• **Given request**:
Write out the data again exactly, skipping every picture.
※
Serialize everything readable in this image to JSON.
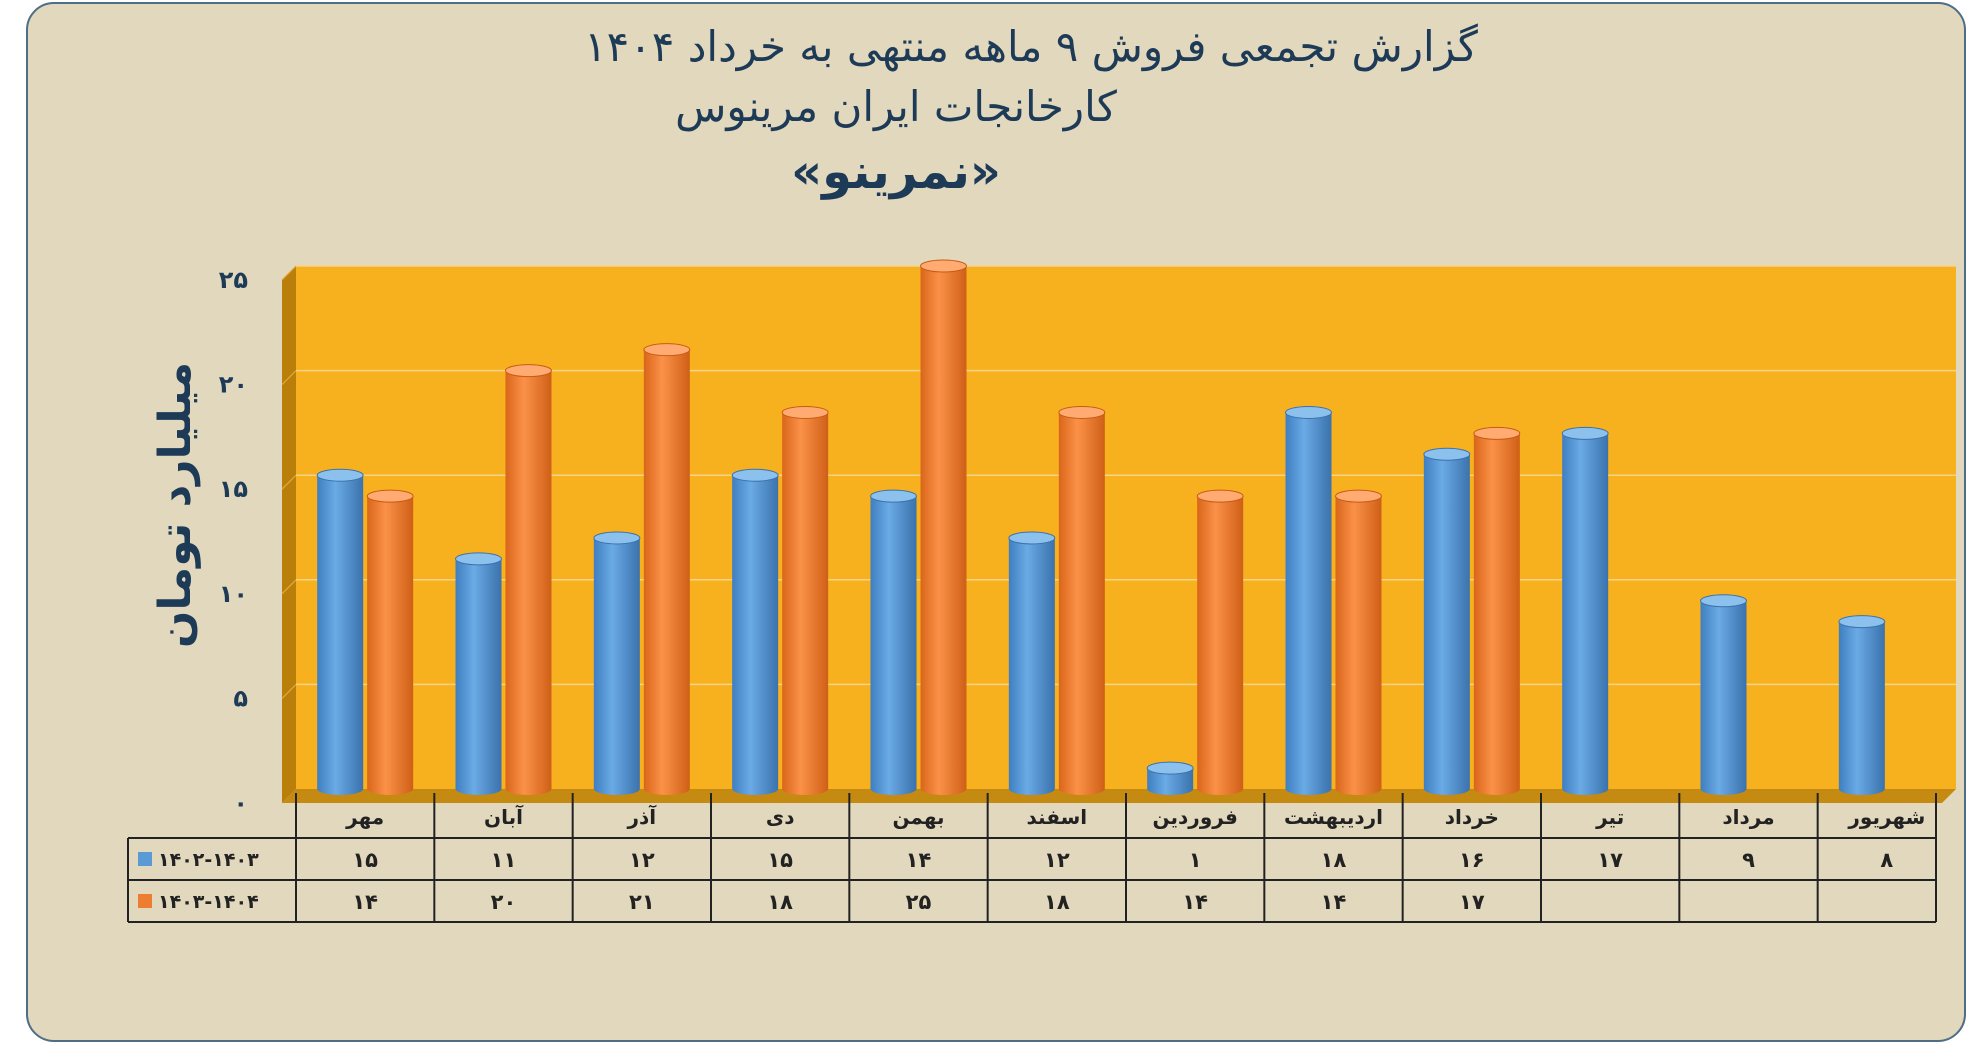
{
  "header": {
    "line1": "گزارش تجمعی فروش ۹ ماهه منتهی به خرداد ۱۴۰۴",
    "line2": "کارخانجات ایران مرینوس",
    "line3": "«نمرینو»"
  },
  "colors": {
    "plot_background": "#f7b01e",
    "series_1": "#5b9bd5",
    "series_2": "#ed7d31",
    "text": "#1d3a57"
  },
  "chart_data": {
    "type": "bar",
    "title": "گزارش تجمعی فروش ۹ ماهه منتهی به خرداد ۱۴۰۴",
    "ylabel": "میلیارد تومان",
    "xlabel": "",
    "ylim": [
      0,
      25
    ],
    "yticks": [
      0,
      5,
      10,
      15,
      20,
      25
    ],
    "ytick_labels": [
      "۰",
      "۵",
      "۱۰",
      "۱۵",
      "۲۰",
      "۲۵"
    ],
    "grid": true,
    "legend_placement": "data-table-left",
    "categories": [
      "مهر",
      "آبان",
      "آذر",
      "دی",
      "بهمن",
      "اسفند",
      "فروردین",
      "اردیبهشت",
      "خرداد",
      "تیر",
      "مرداد",
      "شهریور"
    ],
    "series": [
      {
        "name": "۱۴۰۲-۱۴۰۳",
        "values": [
          15,
          11,
          12,
          15,
          14,
          12,
          1,
          18,
          16,
          17,
          9,
          8
        ],
        "labels": [
          "۱۵",
          "۱۱",
          "۱۲",
          "۱۵",
          "۱۴",
          "۱۲",
          "۱",
          "۱۸",
          "۱۶",
          "۱۷",
          "۹",
          "۸"
        ]
      },
      {
        "name": "۱۴۰۳-۱۴۰۴",
        "values": [
          14,
          20,
          21,
          18,
          25,
          18,
          14,
          14,
          17,
          null,
          null,
          null
        ],
        "labels": [
          "۱۴",
          "۲۰",
          "۲۱",
          "۱۸",
          "۲۵",
          "۱۸",
          "۱۴",
          "۱۴",
          "۱۷",
          "",
          "",
          ""
        ]
      }
    ]
  }
}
※
• **Solved problem**:
Serialize everything readable in this image to JSON.
{
  "header": {
    "line1": "گزارش تجمعی فروش ۹ ماهه منتهی به خرداد ۱۴۰۴",
    "line2": "کارخانجات ایران مرینوس",
    "line3": "«نمرینو»"
  },
  "colors": {
    "plot_background": "#f7b01e",
    "series_1": "#5b9bd5",
    "series_2": "#ed7d31",
    "text": "#1d3a57"
  },
  "chart_data": {
    "type": "bar",
    "title": "گزارش تجمعی فروش ۹ ماهه منتهی به خرداد ۱۴۰۴",
    "ylabel": "میلیارد تومان",
    "xlabel": "",
    "ylim": [
      0,
      25
    ],
    "yticks": [
      0,
      5,
      10,
      15,
      20,
      25
    ],
    "ytick_labels": [
      "۰",
      "۵",
      "۱۰",
      "۱۵",
      "۲۰",
      "۲۵"
    ],
    "grid": true,
    "legend_placement": "data-table-left",
    "categories": [
      "مهر",
      "آبان",
      "آذر",
      "دی",
      "بهمن",
      "اسفند",
      "فروردین",
      "اردیبهشت",
      "خرداد",
      "تیر",
      "مرداد",
      "شهریور"
    ],
    "series": [
      {
        "name": "۱۴۰۲-۱۴۰۳",
        "values": [
          15,
          11,
          12,
          15,
          14,
          12,
          1,
          18,
          16,
          17,
          9,
          8
        ],
        "labels": [
          "۱۵",
          "۱۱",
          "۱۲",
          "۱۵",
          "۱۴",
          "۱۲",
          "۱",
          "۱۸",
          "۱۶",
          "۱۷",
          "۹",
          "۸"
        ]
      },
      {
        "name": "۱۴۰۳-۱۴۰۴",
        "values": [
          14,
          20,
          21,
          18,
          25,
          18,
          14,
          14,
          17,
          null,
          null,
          null
        ],
        "labels": [
          "۱۴",
          "۲۰",
          "۲۱",
          "۱۸",
          "۲۵",
          "۱۸",
          "۱۴",
          "۱۴",
          "۱۷",
          "",
          "",
          ""
        ]
      }
    ]
  }
}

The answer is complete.